■ Exercise brief
Pick out all lines in the listing holding the string "penyakit" and copy them.

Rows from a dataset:
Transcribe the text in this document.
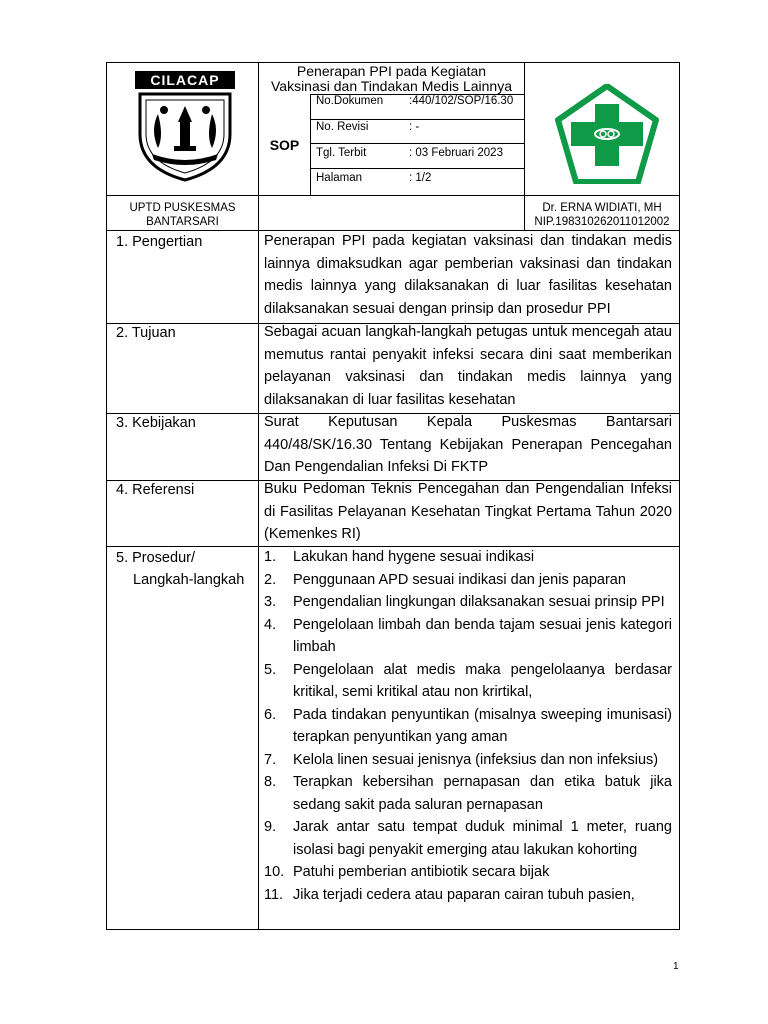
CILACAP
Penerapan PPI pada Kegiatan
Vaksinasi dan Tindakan Medis Lainnya
SOP
No.Dokumen :440/102/SOP/16.30
No. Revisi	: -
Tgl. Terbit	: 03 Februari 2023
Halaman	: 1/2
UPTD PUSKESMAS
BANTARSARI
Dr. ERNA WIDIATI, MH
NIP.198310262011012002
1. Pengertian	Penerapan PPI pada kegiatan vaksinasi dan tindakan medis lainnya dimaksudkan agar pemberian vaksinasi dan tindakan medis lainnya yang dilaksanakan di luar fasilitas kesehatan dilaksanakan sesuai dengan prinsip dan prosedur PPI
2. Tujuan	Sebagai acuan langkah-langkah petugas untuk mencegah atau memutus rantai penyakit infeksi secara dini saat memberikan pelayanan vaksinasi dan tindakan medis lainnya yang dilaksanakan di luar fasilitas kesehatan
3. Kebijakan	Surat Keputusan Kepala Puskesmas Bantarsari 440/48/SK/16.30 Tentang Kebijakan Penerapan Pencegahan Dan Pengendalian Infeksi Di FKTP
4. Referensi	Buku Pedoman Teknis Pencegahan dan Pengendalian Infeksi di Fasilitas Pelayanan Kesehatan Tingkat Pertama Tahun 2020 (Kemenkes RI)
5. Prosedur/
Langkah-langkah
1. Lakukan hand hygene sesuai indikasi
2. Penggunaan APD sesuai indikasi dan jenis paparan
3. Pengendalian lingkungan dilaksanakan sesuai prinsip PPI
4. Pengelolaan limbah dan benda tajam sesuai jenis kategori limbah
5. Pengelolaan alat medis maka pengelolaanya berdasar kritikal, semi kritikal atau non krirtikal,
6. Pada tindakan penyuntikan (misalnya sweeping imunisasi) terapkan penyuntikan yang aman
7. Kelola linen sesuai jenisnya (infeksius dan non infeksius)
8. Terapkan kebersihan pernapasan dan etika batuk jika sedang sakit pada saluran pernapasan
9. Jarak antar satu tempat duduk minimal 1 meter, ruang isolasi bagi penyakit emerging atau lakukan kohorting
10. Patuhi pemberian antibiotik secara bijak
11. Jika terjadi cedera atau paparan cairan tubuh pasien,
1
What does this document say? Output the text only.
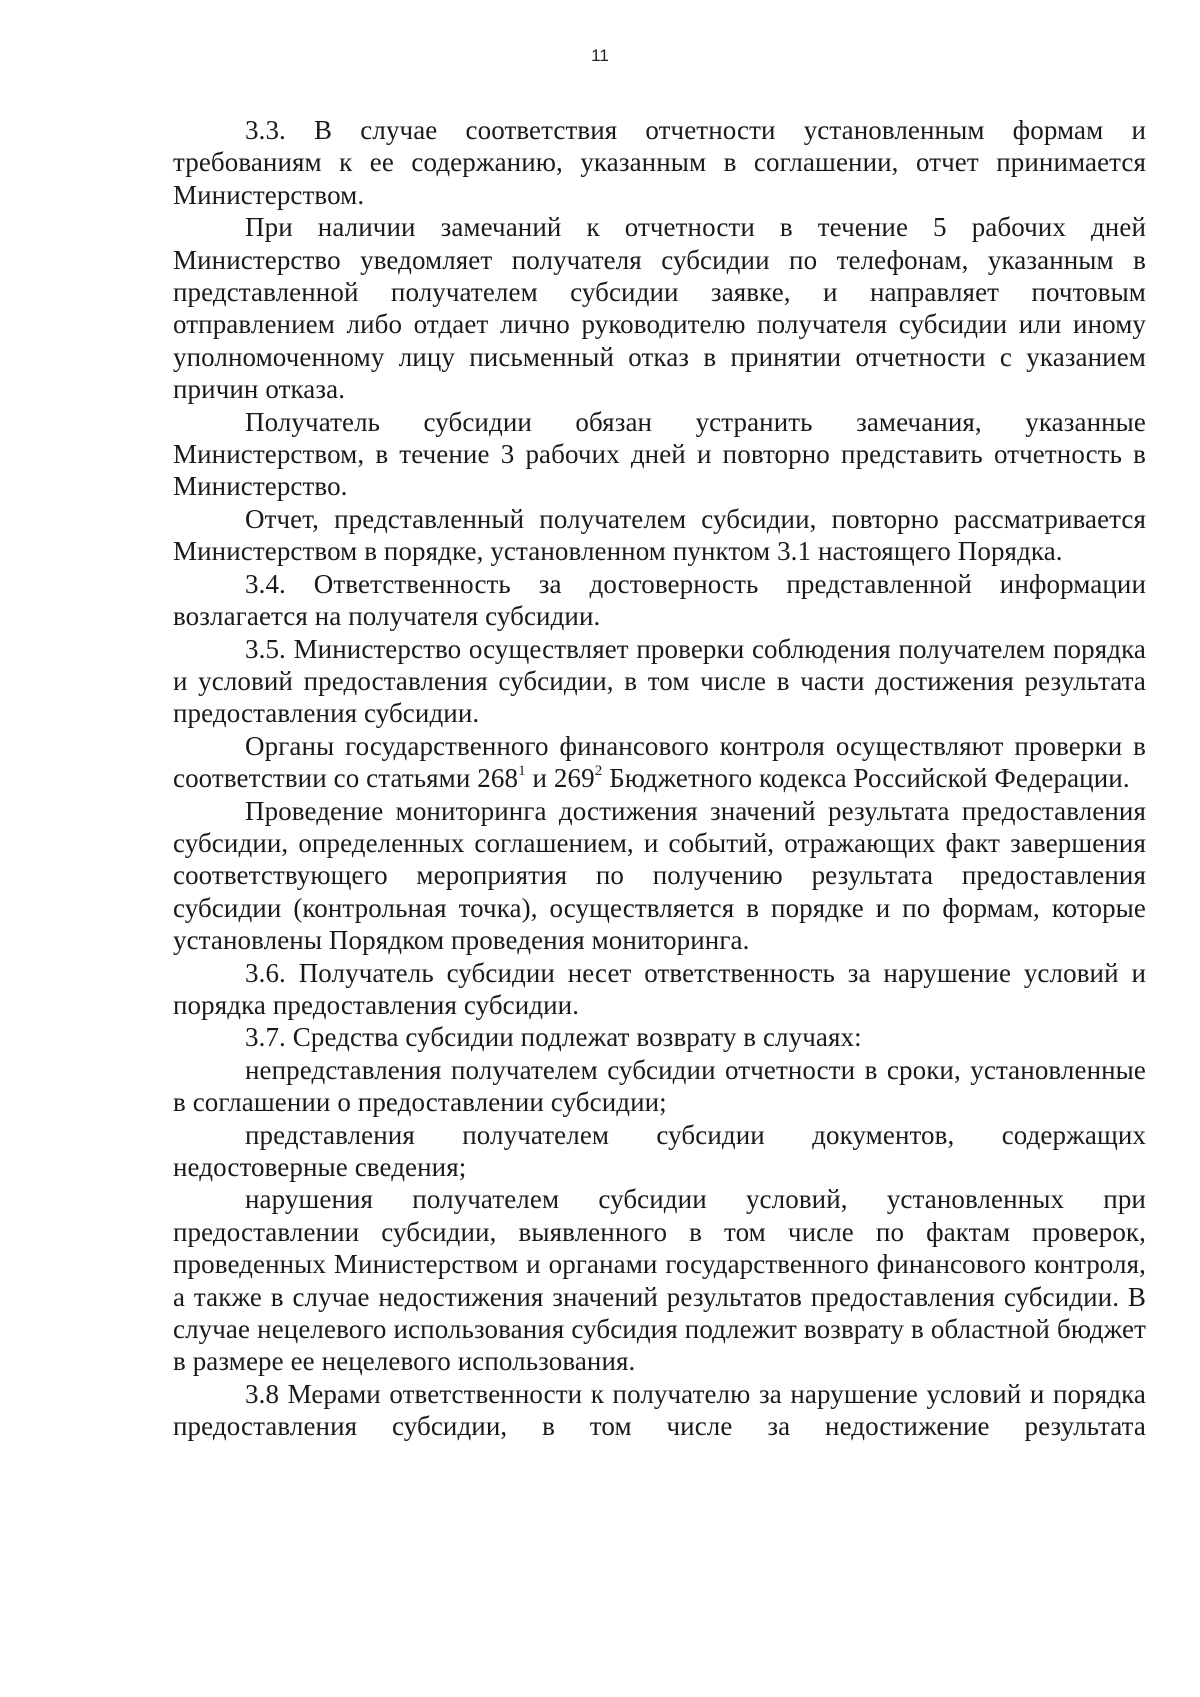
11

3.3. В случае соответствия отчетности установленным формам и требованиям к ее содержанию, указанным в соглашении, отчет принимается Министерством.

При наличии замечаний к отчетности в течение 5 рабочих дней Министерство уведомляет получателя субсидии по телефонам, указанным в представленной получателем субсидии заявке, и направляет почтовым отправлением либо отдает лично руководителю получателя субсидии или иному уполномоченному лицу письменный отказ в принятии отчетности с указанием причин отказа.

Получатель субсидии обязан устранить замечания, указанные Министерством, в течение 3 рабочих дней и повторно представить отчетность в Министерство.

Отчет, представленный получателем субсидии, повторно рассматривается Министерством в порядке, установленном пунктом 3.1 настоящего Порядка.

3.4. Ответственность за достоверность представленной информации возлагается на получателя субсидии.

3.5. Министерство осуществляет проверки соблюдения получателем порядка и условий предоставления субсидии, в том числе в части достижения результата предоставления субсидии.

Органы государственного финансового контроля осуществляют проверки в соответствии со статьями $268^1$ и $269^2$ Бюджетного кодекса Российской Федерации.

Проведение мониторинга достижения значений результата предоставления субсидии, определенных соглашением, и событий, отражающих факт завершения соответствующего мероприятия по получению результата предоставления субсидии (контрольная точка), осуществляется в порядке и по формам, которые установлены Порядком проведения мониторинга.

3.6. Получатель субсидии несет ответственность за нарушение условий и порядка предоставления субсидии.

3.7. Средства субсидии подлежат возврату в случаях:

непредставления получателем субсидии отчетности в сроки, установленные в соглашении о предоставлении субсидии;

представления получателем субсидии документов, содержащих недостоверные сведения;

нарушения получателем субсидии условий, установленных при предоставлении субсидии, выявленного в том числе по фактам проверок, проведенных Министерством и органами государственного финансового контроля, а также в случае недостижения значений результатов предоставления субсидии. В случае нецелевого использования субсидия подлежит возврату в областной бюджет в размере ее нецелевого использования.

3.8 Мерами ответственности к получателю за нарушение условий и порядка предоставления субсидии, в том числе за недостижение результата
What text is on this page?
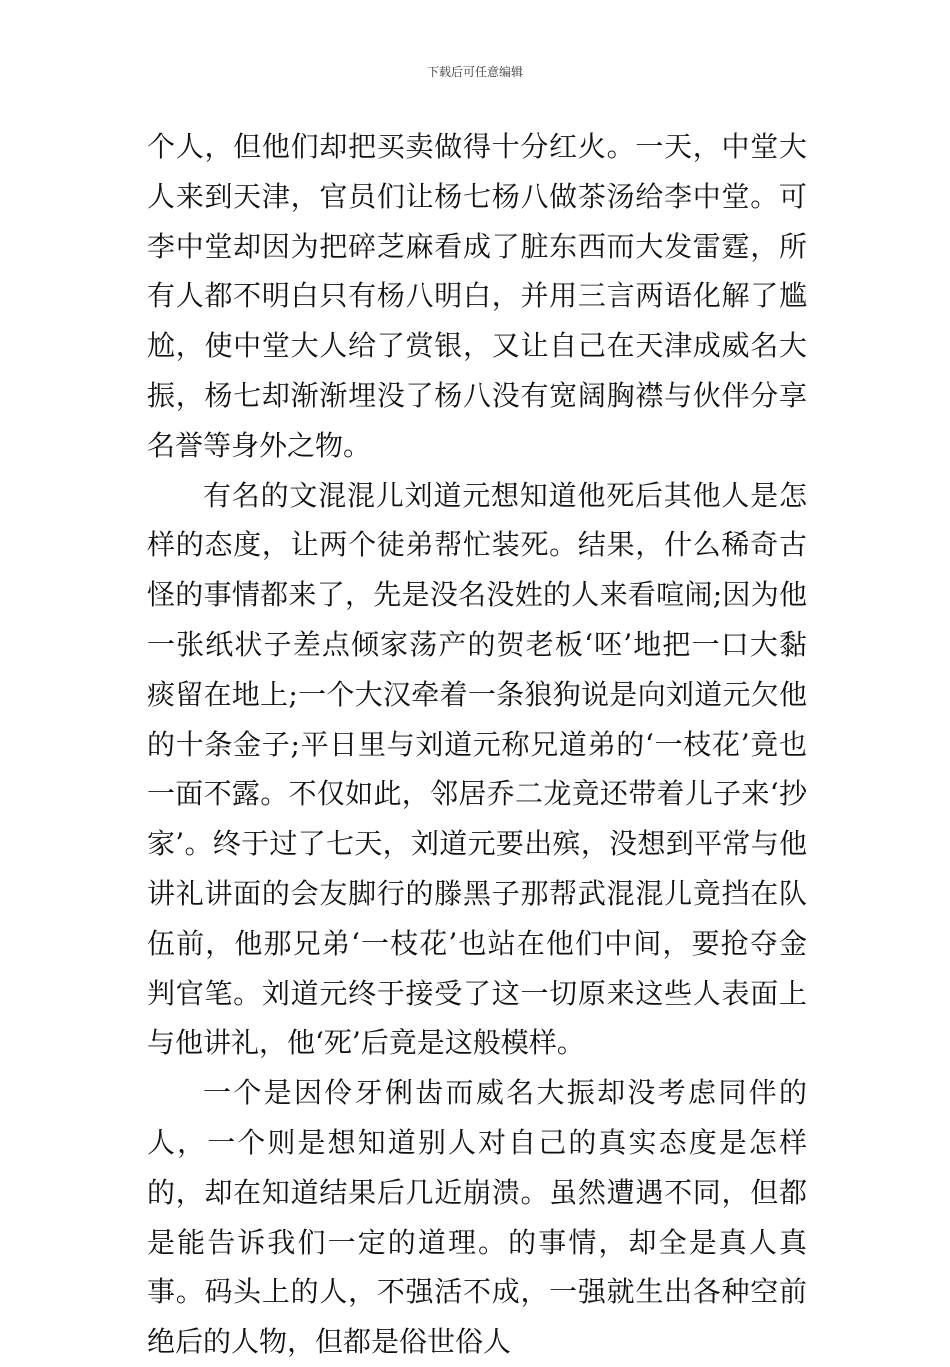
下载后可任意编辑

个人，但他们却把买卖做得十分红火。一天，中堂大人来到天津，官员们让杨七杨八做茶汤给李中堂。可李中堂却因为把碎芝麻看成了脏东西而大发雷霆，所有人都不明白只有杨八明白，并用三言两语化解了尴尬，使中堂大人给了赏银，又让自己在天津成威名大振，杨七却渐渐埋没了杨八没有宽阔胸襟与伙伴分享名誉等身外之物。

有名的文混混儿刘道元想知道他死后其他人是怎样的态度，让两个徒弟帮忙装死。结果，什么稀奇古怪的事情都来了，先是没名没姓的人来看喧闹;因为他一张纸状子差点倾家荡产的贺老板‘呸’地把一口大黏痰留在地上;一个大汉牵着一条狼狗说是向刘道元欠他的十条金子;平日里与刘道元称兄道弟的‘一枝花’竟也一面不露。不仅如此，邻居乔二龙竟还带着儿子来‘抄家’。终于过了七天，刘道元要出殡，没想到平常与他讲礼讲面的会友脚行的滕黑子那帮武混混儿竟挡在队伍前，他那兄弟‘一枝花’也站在他们中间，要抢夺金判官笔。刘道元终于接受了这一切原来这些人表面上与他讲礼，他‘死’后竟是这般模样。

一个是因伶牙俐齿而威名大振却没考虑同伴的人，一个则是想知道别人对自己的真实态度是怎样的，却在知道结果后几近崩溃。虽然遭遇不同，但都是能告诉我们一定的道理。的事情，却全是真人真事。码头上的人，不强活不成，一强就生出各种空前绝后的人物，但都是俗世俗人
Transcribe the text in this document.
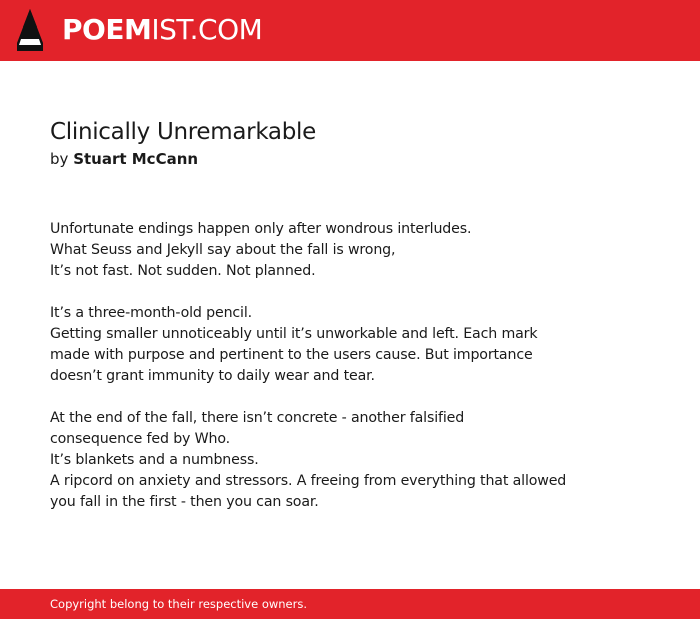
POEMIST.COM
Clinically Unremarkable
by Stuart McCann
Unfortunate endings happen only after wondrous interludes.
What Seuss and Jekyll say about the fall is wrong,
It’s not fast. Not sudden. Not planned.
It’s a three-month-old pencil.
Getting smaller unnoticeably until it’s unworkable and left. Each mark
made with purpose and pertinent to the users cause. But importance
doesn’t grant immunity to daily wear and tear.
At the end of the fall, there isn’t concrete - another falsified
consequence fed by Who.
It’s blankets and a numbness.
A ripcord on anxiety and stressors. A freeing from everything that allowed
you fall in the first - then you can soar.
Copyright belong to their respective owners.
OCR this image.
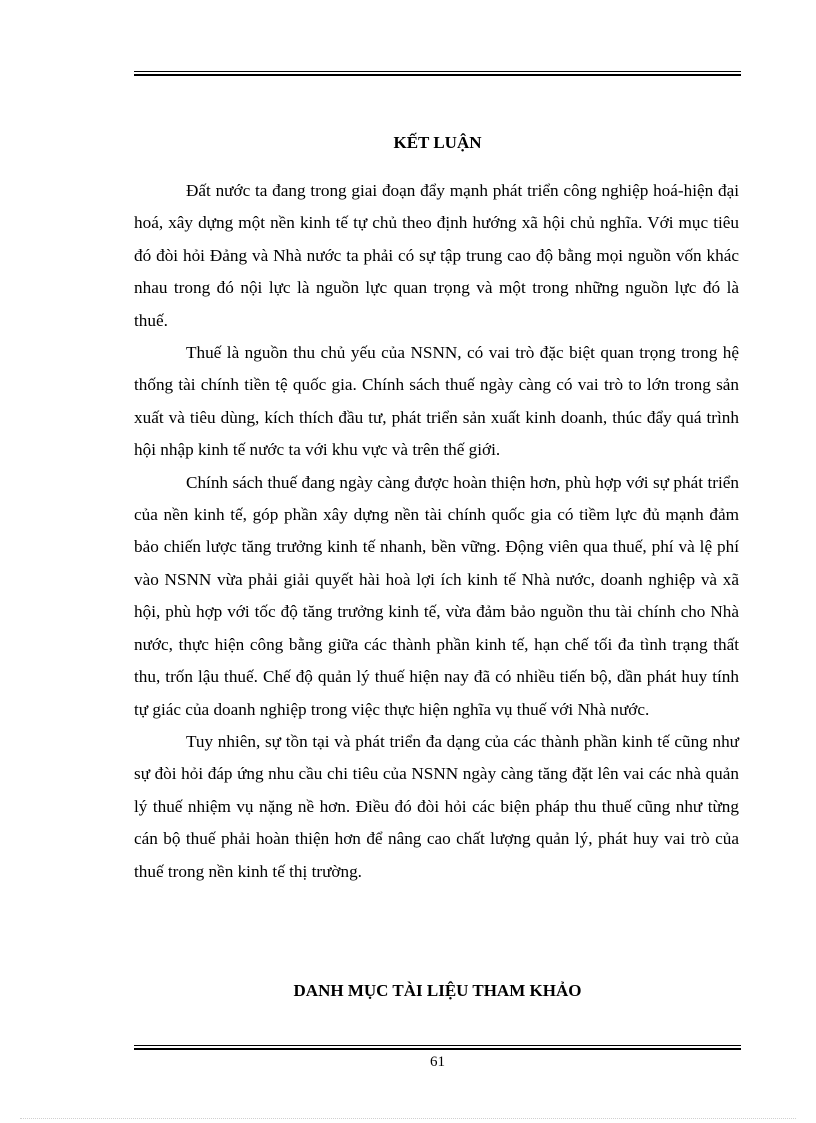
KẾT LUẬN

Đất nước ta đang trong giai đoạn đẩy mạnh phát triển công nghiệp hoá-hiện đại hoá, xây dựng một nền kinh tế tự chủ theo định hướng xã hội chủ nghĩa. Với mục tiêu đó đòi hỏi Đảng và Nhà nước ta phải có sự tập trung cao độ bằng mọi nguồn vốn khác nhau trong đó nội lực là nguồn lực quan trọng và một trong những nguồn lực đó là thuế.

Thuế là nguồn thu chủ yếu của NSNN, có vai trò đặc biệt quan trọng trong hệ thống tài chính tiền tệ quốc gia. Chính sách thuế ngày càng có vai trò to lớn trong sản xuất và tiêu dùng, kích thích đầu tư, phát triển sản xuất kinh doanh, thúc đẩy quá trình hội nhập kinh tế nước ta với khu vực và trên thế giới.

Chính sách thuế đang ngày càng được hoàn thiện hơn, phù hợp với sự phát triển của nền kinh tế, góp phần xây dựng nền tài chính quốc gia có tiềm lực đủ mạnh đảm bảo chiến lược tăng trưởng kinh tế nhanh, bền vững. Động viên qua thuế, phí và lệ phí vào NSNN vừa phải giải quyết hài hoà lợi ích kinh tế Nhà nước, doanh nghiệp và xã hội, phù hợp với tốc độ tăng trưởng kinh tế, vừa đảm bảo nguồn thu tài chính cho Nhà nước, thực hiện công bằng giữa các thành phần kinh tế, hạn chế tối đa tình trạng thất thu, trốn lậu thuế. Chế độ quản lý thuế hiện nay đã có nhiều tiến bộ, dần phát huy tính tự giác của doanh nghiệp trong việc thực hiện nghĩa vụ thuế với Nhà nước.

Tuy nhiên, sự tồn tại và phát triển đa dạng của các thành phần kinh tế cũng như sự đòi hỏi đáp ứng nhu cầu chi tiêu của NSNN ngày càng tăng đặt lên vai các nhà quản lý thuế nhiệm vụ nặng nề hơn. Điều đó đòi hỏi các biện pháp thu thuế cũng như từng cán bộ thuế phải hoàn thiện hơn để nâng cao chất lượng quản lý, phát huy vai trò của thuế trong nền kinh tế thị trường.

DANH MỤC TÀI LIỆU THAM KHẢO
61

■ Result
2. Tujuan	Sebagai acuan langkah-langkah petugas untuk mencegah atau memutus rantai penyakit infeksi secara dini saat memberikan pelayanan vaksinasi dan tindakan medis lainnya yang dilaksanakan di luar fasilitas kesehatan
9. Jarak antar satu tempat duduk minimal 1 meter, ruang isolasi bagi penyakit emerging atau lakukan kohorting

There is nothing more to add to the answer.